** START OF Extracted information **
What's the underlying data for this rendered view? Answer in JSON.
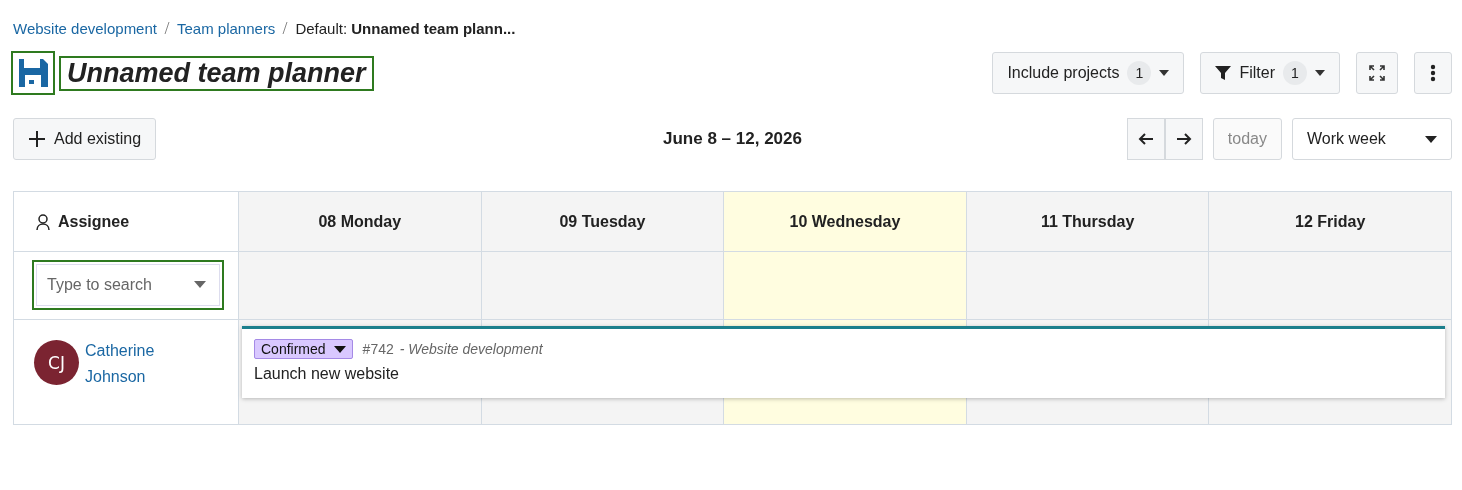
{
  "breadcrumb": [
    {
      "label": "Website development",
      "kind": "link"
    },
    {
      "label": "Team planners",
      "kind": "link"
    },
    {
      "label": "Default: **Unnamed team plann...**",
      "kind": "current"
    }
  ],
  "title": "Unnamed team planner",
  "toolbar": {
    "include_projects": {
      "label": "Include projects",
      "count": "1"
    },
    "filter": {
      "label": "Filter",
      "count": "1"
    }
  },
  "add_button": "Add existing",
  "date_range": "June 8 – 12, 2026",
  "today_button": {
    "label": "today",
    "disabled": true
  },
  "view_select": "Work week",
  "assignee_header": "Assignee",
  "days": [
    {
      "label": "08 Monday",
      "today": false
    },
    {
      "label": "09 Tuesday",
      "today": false
    },
    {
      "label": "10 Wednesday",
      "today": true
    },
    {
      "label": "11 Thursday",
      "today": false
    },
    {
      "label": "12 Friday",
      "today": false
    }
  ],
  "search": {
    "placeholder": "Type to search"
  },
  "assignees": [
    {
      "initials": "CJ",
      "name": "Catherine Johnson",
      "color": "#7b2431",
      "events": [
        {
          "status": "Confirmed",
          "ref": "#742",
          "project": "- Website development",
          "title": "Launch new website"
        }
      ]
    }
  ]
}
** END OF Extracted information **
Work to be completed
Exclude the pictures and transcribe all of the entries exactly.

Task solution
What's the underlying data for this rendered view? Answer in JSON.
{
  "breadcrumb": [
    {
      "label": "Website development",
      "kind": "link"
    },
    {
      "label": "Team planners",
      "kind": "link"
    },
    {
      "label": "Default: **Unnamed team plann...**",
      "kind": "current"
    }
  ],
  "title": "Unnamed team planner",
  "toolbar": {
    "include_projects": {
      "label": "Include projects",
      "count": "1"
    },
    "filter": {
      "label": "Filter",
      "count": "1"
    }
  },
  "add_button": "Add existing",
  "date_range": "June 8 – 12, 2026",
  "today_button": {
    "label": "today",
    "disabled": true
  },
  "view_select": "Work week",
  "assignee_header": "Assignee",
  "days": [
    {
      "label": "08 Monday",
      "today": false
    },
    {
      "label": "09 Tuesday",
      "today": false
    },
    {
      "label": "10 Wednesday",
      "today": true
    },
    {
      "label": "11 Thursday",
      "today": false
    },
    {
      "label": "12 Friday",
      "today": false
    }
  ],
  "search": {
    "placeholder": "Type to search"
  },
  "assignees": [
    {
      "initials": "CJ",
      "name": "Catherine Johnson",
      "color": "#7b2431",
      "events": [
        {
          "status": "Confirmed",
          "ref": "#742",
          "project": "- Website development",
          "title": "Launch new website"
        }
      ]
    }
  ]
}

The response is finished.